• Set task: The entries below are to be repeated exactly as they stand.

----- Extracted material

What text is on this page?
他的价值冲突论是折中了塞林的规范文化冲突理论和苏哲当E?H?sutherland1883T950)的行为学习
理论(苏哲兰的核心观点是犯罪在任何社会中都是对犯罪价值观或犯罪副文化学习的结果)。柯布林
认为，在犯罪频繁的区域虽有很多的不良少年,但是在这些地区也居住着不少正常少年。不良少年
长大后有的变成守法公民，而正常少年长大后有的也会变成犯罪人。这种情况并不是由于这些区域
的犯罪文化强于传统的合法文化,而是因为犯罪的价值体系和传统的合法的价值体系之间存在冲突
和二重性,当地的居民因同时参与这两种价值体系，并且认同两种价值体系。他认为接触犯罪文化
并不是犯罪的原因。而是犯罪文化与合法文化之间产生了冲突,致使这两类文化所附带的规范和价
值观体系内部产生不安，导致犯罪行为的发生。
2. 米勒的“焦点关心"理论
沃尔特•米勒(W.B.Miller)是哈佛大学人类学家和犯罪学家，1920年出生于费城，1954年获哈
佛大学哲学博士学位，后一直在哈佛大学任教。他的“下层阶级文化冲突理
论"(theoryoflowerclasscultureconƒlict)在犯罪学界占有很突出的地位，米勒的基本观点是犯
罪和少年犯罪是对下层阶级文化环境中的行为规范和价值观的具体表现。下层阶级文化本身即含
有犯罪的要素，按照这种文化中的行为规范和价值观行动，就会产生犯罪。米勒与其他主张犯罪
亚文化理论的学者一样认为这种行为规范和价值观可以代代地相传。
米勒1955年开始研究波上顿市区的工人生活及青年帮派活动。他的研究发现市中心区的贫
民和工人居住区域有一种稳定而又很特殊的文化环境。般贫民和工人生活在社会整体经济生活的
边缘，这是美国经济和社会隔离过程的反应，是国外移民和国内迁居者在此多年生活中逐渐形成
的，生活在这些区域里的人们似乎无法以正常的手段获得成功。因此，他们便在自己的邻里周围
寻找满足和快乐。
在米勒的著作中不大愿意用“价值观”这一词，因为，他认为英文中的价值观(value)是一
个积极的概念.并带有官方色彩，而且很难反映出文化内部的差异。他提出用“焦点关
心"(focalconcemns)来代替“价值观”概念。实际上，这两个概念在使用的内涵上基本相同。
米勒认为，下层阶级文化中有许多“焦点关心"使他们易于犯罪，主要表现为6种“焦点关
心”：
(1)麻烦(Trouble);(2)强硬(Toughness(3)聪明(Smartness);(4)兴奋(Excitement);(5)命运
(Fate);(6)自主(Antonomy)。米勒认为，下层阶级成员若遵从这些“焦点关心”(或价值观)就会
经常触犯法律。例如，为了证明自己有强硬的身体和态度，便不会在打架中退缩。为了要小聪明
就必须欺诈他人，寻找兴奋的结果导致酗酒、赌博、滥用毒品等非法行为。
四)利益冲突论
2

----------

• Expected output:
What text is on this page?
他的价值冲突论是折中了塞林的规范文化冲突理论和苏哲当E?H?sutherland1883T950)的行为学习
理论(苏哲兰的核心观点是犯罪在任何社会中都是对犯罪价值观或犯罪副文化学习的结果)。柯布林
认为，在犯罪频繁的区域虽有很多的不良少年,但是在这些地区也居住着不少正常少年。不良少年
长大后有的变成守法公民，而正常少年长大后有的也会变成犯罪人。这种情况并不是由于这些区域
的犯罪文化强于传统的合法文化,而是因为犯罪的价值体系和传统的合法的价值体系之间存在冲突
和二重性,当地的居民因同时参与这两种价值体系，并且认同两种价值体系。他认为接触犯罪文化
并不是犯罪的原因。而是犯罪文化与合法文化之间产生了冲突,致使这两类文化所附带的规范和价
值观体系内部产生不安，导致犯罪行为的发生。
2. 米勒的“焦点关心"理论
沃尔特•米勒(W.B.Miller)是哈佛大学人类学家和犯罪学家，1920年出生于费城，1954年获哈
佛大学哲学博士学位，后一直在哈佛大学任教。他的“下层阶级文化冲突理
论"(theoryoflowerclasscultureconƒlict)在犯罪学界占有很突出的地位，米勒的基本观点是犯
罪和少年犯罪是对下层阶级文化环境中的行为规范和价值观的具体表现。下层阶级文化本身即含
有犯罪的要素，按照这种文化中的行为规范和价值观行动，就会产生犯罪。米勒与其他主张犯罪
亚文化理论的学者一样认为这种行为规范和价值观可以代代地相传。
米勒1955年开始研究波上顿市区的工人生活及青年帮派活动。他的研究发现市中心区的贫
民和工人居住区域有一种稳定而又很特殊的文化环境。般贫民和工人生活在社会整体经济生活的
边缘，这是美国经济和社会隔离过程的反应，是国外移民和国内迁居者在此多年生活中逐渐形成
的，生活在这些区域里的人们似乎无法以正常的手段获得成功。因此，他们便在自己的邻里周围
寻找满足和快乐。
在米勒的著作中不大愿意用“价值观”这一词，因为，他认为英文中的价值观(value)是一
个积极的概念.并带有官方色彩，而且很难反映出文化内部的差异。他提出用“焦点关
心"(focalconcemns)来代替“价值观”概念。实际上，这两个概念在使用的内涵上基本相同。
米勒认为，下层阶级文化中有许多“焦点关心"使他们易于犯罪，主要表现为6种“焦点关
心”：
(1)麻烦(Trouble);(2)强硬(Toughness(3)聪明(Smartness);(4)兴奋(Excitement);(5)命运
(Fate);(6)自主(Antonomy)。米勒认为，下层阶级成员若遵从这些“焦点关心”(或价值观)就会
经常触犯法律。例如，为了证明自己有强硬的身体和态度，便不会在打架中退缩。为了要小聪明
就必须欺诈他人，寻找兴奋的结果导致酗酒、赌博、滥用毒品等非法行为。
四)利益冲突论
2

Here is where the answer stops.